* Aim
Format the records as a JSON list of strings, one string per line, skipping blank lines. Begin at the very first line of the records and stop after the line containing "spectrogram-cell [50,130,57,139]".

--------

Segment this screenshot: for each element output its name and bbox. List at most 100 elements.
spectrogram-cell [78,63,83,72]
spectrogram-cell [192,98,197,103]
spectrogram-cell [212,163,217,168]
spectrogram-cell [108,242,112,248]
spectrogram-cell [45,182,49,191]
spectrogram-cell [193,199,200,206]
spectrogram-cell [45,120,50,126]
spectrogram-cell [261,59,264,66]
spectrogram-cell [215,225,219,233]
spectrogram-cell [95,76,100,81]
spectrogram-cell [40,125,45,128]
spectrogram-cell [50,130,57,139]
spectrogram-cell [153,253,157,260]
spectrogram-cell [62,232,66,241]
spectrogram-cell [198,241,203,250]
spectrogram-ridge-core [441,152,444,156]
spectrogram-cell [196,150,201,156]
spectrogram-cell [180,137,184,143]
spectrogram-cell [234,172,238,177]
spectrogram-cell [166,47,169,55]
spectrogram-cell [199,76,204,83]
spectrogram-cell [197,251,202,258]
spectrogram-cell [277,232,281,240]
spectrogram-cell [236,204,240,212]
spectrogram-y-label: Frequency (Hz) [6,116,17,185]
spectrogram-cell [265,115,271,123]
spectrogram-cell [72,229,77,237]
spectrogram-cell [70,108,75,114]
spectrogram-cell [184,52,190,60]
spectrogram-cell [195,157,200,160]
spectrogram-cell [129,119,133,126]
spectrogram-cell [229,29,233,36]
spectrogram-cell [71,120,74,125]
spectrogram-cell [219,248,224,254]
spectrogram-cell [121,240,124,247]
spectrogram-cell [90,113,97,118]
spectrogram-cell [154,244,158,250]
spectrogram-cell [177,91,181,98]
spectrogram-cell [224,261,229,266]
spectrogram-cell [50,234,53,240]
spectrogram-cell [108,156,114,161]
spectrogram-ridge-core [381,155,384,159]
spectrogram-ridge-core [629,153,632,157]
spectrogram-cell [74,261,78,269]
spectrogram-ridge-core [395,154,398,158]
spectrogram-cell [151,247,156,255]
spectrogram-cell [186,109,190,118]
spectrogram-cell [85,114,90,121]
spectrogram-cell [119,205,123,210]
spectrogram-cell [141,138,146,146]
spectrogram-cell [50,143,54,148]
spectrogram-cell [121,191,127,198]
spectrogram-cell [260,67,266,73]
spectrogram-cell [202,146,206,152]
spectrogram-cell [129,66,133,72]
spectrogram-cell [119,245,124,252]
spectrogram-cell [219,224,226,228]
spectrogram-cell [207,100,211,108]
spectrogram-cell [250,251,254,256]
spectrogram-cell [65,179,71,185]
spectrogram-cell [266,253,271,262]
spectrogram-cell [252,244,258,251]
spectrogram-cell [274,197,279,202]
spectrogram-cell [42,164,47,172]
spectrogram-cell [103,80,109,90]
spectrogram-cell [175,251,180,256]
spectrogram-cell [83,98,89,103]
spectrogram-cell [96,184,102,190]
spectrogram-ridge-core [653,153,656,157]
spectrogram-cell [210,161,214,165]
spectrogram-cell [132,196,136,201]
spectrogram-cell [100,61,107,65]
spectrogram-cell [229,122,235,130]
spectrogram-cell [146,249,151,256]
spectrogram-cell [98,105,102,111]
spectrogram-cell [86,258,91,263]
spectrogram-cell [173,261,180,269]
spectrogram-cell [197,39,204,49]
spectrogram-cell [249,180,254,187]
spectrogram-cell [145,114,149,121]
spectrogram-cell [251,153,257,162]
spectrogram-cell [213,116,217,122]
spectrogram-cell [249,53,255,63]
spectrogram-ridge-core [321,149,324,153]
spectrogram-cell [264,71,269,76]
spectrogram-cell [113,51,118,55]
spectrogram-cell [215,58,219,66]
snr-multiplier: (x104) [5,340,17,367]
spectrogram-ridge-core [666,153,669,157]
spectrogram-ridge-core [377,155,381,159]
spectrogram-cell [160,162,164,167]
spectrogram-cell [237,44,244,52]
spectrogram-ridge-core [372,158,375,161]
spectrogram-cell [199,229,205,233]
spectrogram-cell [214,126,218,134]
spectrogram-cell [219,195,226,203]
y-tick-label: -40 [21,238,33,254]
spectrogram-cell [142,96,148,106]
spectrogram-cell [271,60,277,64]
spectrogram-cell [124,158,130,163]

--------

* Final result
[
  "Segment this screenshot: for each element output its name and bbox. List at most 100 elements.",
  "spectrogram-cell [78,63,83,72]",
  "spectrogram-cell [192,98,197,103]",
  "spectrogram-cell [212,163,217,168]",
  "spectrogram-cell [108,242,112,248]",
  "spectrogram-cell [45,182,49,191]",
  "spectrogram-cell [193,199,200,206]",
  "spectrogram-cell [45,120,50,126]",
  "spectrogram-cell [261,59,264,66]",
  "spectrogram-cell [215,225,219,233]",
  "spectrogram-cell [95,76,100,81]",
  "spectrogram-cell [40,125,45,128]",
  "spectrogram-cell [50,130,57,139]"
]